=== WHAT TO PRODUCE ===
Line for line, return the data exactly, omitting all pictures.

++++

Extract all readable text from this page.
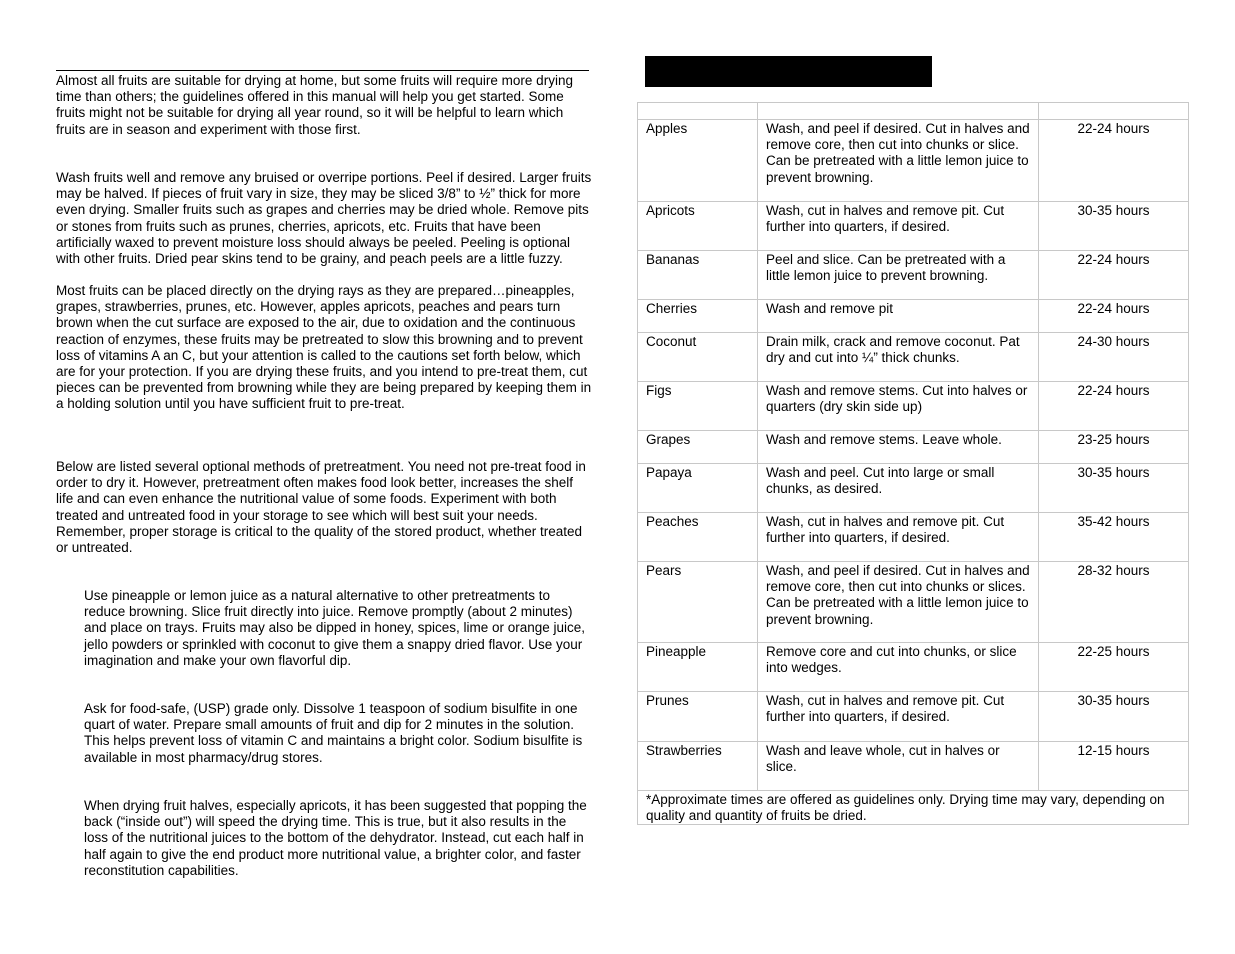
Almost all fruits are suitable for drying at home, but some fruits will require more drying time than others; the guidelines offered in this manual will help you get started. Some fruits might not be suitable for drying all year round, so it will be helpful to learn which fruits are in season and experiment with those first.

Wash fruits well and remove any bruised or overripe portions. Peel if desired. Larger fruits may be halved. If pieces of fruit vary in size, they may be sliced 3/8” to ½” thick for more even drying. Smaller fruits such as grapes and cherries may be dried whole. Remove pits or stones from fruits such as prunes, cherries, apricots, etc. Fruits that have been artificially waxed to prevent moisture loss should always be peeled. Peeling is optional with other fruits. Dried pear skins tend to be grainy, and peach peels are a little fuzzy.

Most fruits can be placed directly on the drying rays as they are prepared…pineapples, grapes, strawberries, prunes, etc. However, apples apricots, peaches and pears turn brown when the cut surface are exposed to the air, due to oxidation and the continuous reaction of enzymes, these fruits may be pretreated to slow this browning and to prevent loss of vitamins A an C, but your attention is called to the cautions set forth below, which are for your protection. If you are drying these fruits, and you intend to pre-treat them, cut pieces can be prevented from browning while they are being prepared by keeping them in a holding solution until you have sufficient fruit to pre-treat.

Below are listed several optional methods of pretreatment. You need not pre-treat food in order to dry it. However, pretreatment often makes food look better, increases the shelf life and can even enhance the nutritional value of some foods. Experiment with both treated and untreated food in your storage to see which will best suit your needs. Remember, proper storage is critical to the quality of the stored product, whether treated or untreated.

Use pineapple or lemon juice as a natural alternative to other pretreatments to reduce browning. Slice fruit directly into juice. Remove promptly (about 2 minutes) and place on trays. Fruits may also be dipped in honey, spices, lime or orange juice, jello powders or sprinkled with coconut to give them a snappy dried flavor. Use your imagination and make your own flavorful dip.

Ask for food-safe, (USP) grade only. Dissolve 1 teaspoon of sodium bisulfite in one quart of water. Prepare small amounts of fruit and dip for 2 minutes in the solution. This helps prevent loss of vitamin C and maintains a bright color. Sodium bisulfite is available in most pharmacy/drug stores.

When drying fruit halves, especially apricots, it has been suggested that popping the back (“inside out”) will speed the drying time. This is true, but it also results in the loss of the nutritional juices to the bottom of the dehydrator. Instead, cut each half in half again to give the end product more nutritional value, a brighter color, and faster reconstitution capabilities.

Apples	Wash, and peel if desired. Cut in halves and remove core, then cut into chunks or slice. Can be pretreated with a little lemon juice to prevent browning.	22-24 hours
Apricots	Wash, cut in halves and remove pit. Cut further into quarters, if desired.	30-35 hours
Bananas	Peel and slice. Can be pretreated with a little lemon juice to prevent browning.	22-24 hours
Cherries	Wash and remove pit	22-24 hours
Coconut	Drain milk, crack and remove coconut. Pat dry and cut into ¼” thick chunks.	24-30 hours
Figs	Wash and remove stems. Cut into halves or quarters (dry skin side up)	22-24 hours
Grapes	Wash and remove stems. Leave whole.	23-25 hours
Papaya	Wash and peel. Cut into large or small chunks, as desired.	30-35 hours
Peaches	Wash, cut in halves and remove pit. Cut further into quarters, if desired.	35-42 hours
Pears	Wash, and peel if desired. Cut in halves and remove core, then cut into chunks or slices. Can be pretreated with a little lemon juice to prevent browning.	28-32 hours
Pineapple	Remove core and cut into chunks, or slice into wedges.	22-25 hours
Prunes	Wash, cut in halves and remove pit. Cut further into quarters, if desired.	30-35 hours
Strawberries	Wash and leave whole, cut in halves or slice.	12-15 hours
*Approximate times are offered as guidelines only. Drying time may vary, depending on quality and quantity of fruits be dried.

++++

=== WRITTEN ANSWER ===
Extract all readable text from this page.
Almost all fruits are suitable for drying at home, but some fruits will require more drying time than others; the guidelines offered in this manual will help you get started. Some fruits might not be suitable for drying all year round, so it will be helpful to learn which fruits are in season and experiment with those first.

Wash fruits well and remove any bruised or overripe portions. Peel if desired. Larger fruits may be halved. If pieces of fruit vary in size, they may be sliced 3/8” to ½” thick for more even drying. Smaller fruits such as grapes and cherries may be dried whole. Remove pits or stones from fruits such as prunes, cherries, apricots, etc. Fruits that have been artificially waxed to prevent moisture loss should always be peeled. Peeling is optional with other fruits. Dried pear skins tend to be grainy, and peach peels are a little fuzzy.

Most fruits can be placed directly on the drying rays as they are prepared…pineapples, grapes, strawberries, prunes, etc. However, apples apricots, peaches and pears turn brown when the cut surface are exposed to the air, due to oxidation and the continuous reaction of enzymes, these fruits may be pretreated to slow this browning and to prevent loss of vitamins A an C, but your attention is called to the cautions set forth below, which are for your protection. If you are drying these fruits, and you intend to pre-treat them, cut pieces can be prevented from browning while they are being prepared by keeping them in a holding solution until you have sufficient fruit to pre-treat.

Below are listed several optional methods of pretreatment. You need not pre-treat food in order to dry it. However, pretreatment often makes food look better, increases the shelf life and can even enhance the nutritional value of some foods. Experiment with both treated and untreated food in your storage to see which will best suit your needs. Remember, proper storage is critical to the quality of the stored product, whether treated or untreated.

Use pineapple or lemon juice as a natural alternative to other pretreatments to reduce browning. Slice fruit directly into juice. Remove promptly (about 2 minutes) and place on trays. Fruits may also be dipped in honey, spices, lime or orange juice, jello powders or sprinkled with coconut to give them a snappy dried flavor. Use your imagination and make your own flavorful dip.

Ask for food-safe, (USP) grade only. Dissolve 1 teaspoon of sodium bisulfite in one quart of water. Prepare small amounts of fruit and dip for 2 minutes in the solution. This helps prevent loss of vitamin C and maintains a bright color. Sodium bisulfite is available in most pharmacy/drug stores.

When drying fruit halves, especially apricots, it has been suggested that popping the back (“inside out”) will speed the drying time. This is true, but it also results in the loss of the nutritional juices to the bottom of the dehydrator. Instead, cut each half in half again to give the end product more nutritional value, a brighter color, and faster reconstitution capabilities.

Apples	Wash, and peel if desired. Cut in halves and remove core, then cut into chunks or slice. Can be pretreated with a little lemon juice to prevent browning.	22-24 hours
Apricots	Wash, cut in halves and remove pit. Cut further into quarters, if desired.	30-35 hours
Bananas	Peel and slice. Can be pretreated with a little lemon juice to prevent browning.	22-24 hours
Cherries	Wash and remove pit	22-24 hours
Coconut	Drain milk, crack and remove coconut. Pat dry and cut into ¼” thick chunks.	24-30 hours
Figs	Wash and remove stems. Cut into halves or quarters (dry skin side up)	22-24 hours
Grapes	Wash and remove stems. Leave whole.	23-25 hours
Papaya	Wash and peel. Cut into large or small chunks, as desired.	30-35 hours
Peaches	Wash, cut in halves and remove pit. Cut further into quarters, if desired.	35-42 hours
Pears	Wash, and peel if desired. Cut in halves and remove core, then cut into chunks or slices. Can be pretreated with a little lemon juice to prevent browning.	28-32 hours
Pineapple	Remove core and cut into chunks, or slice into wedges.	22-25 hours
Prunes	Wash, cut in halves and remove pit. Cut further into quarters, if desired.	30-35 hours
Strawberries	Wash and leave whole, cut in halves or slice.	12-15 hours
*Approximate times are offered as guidelines only. Drying time may vary, depending on quality and quantity of fruits be dried.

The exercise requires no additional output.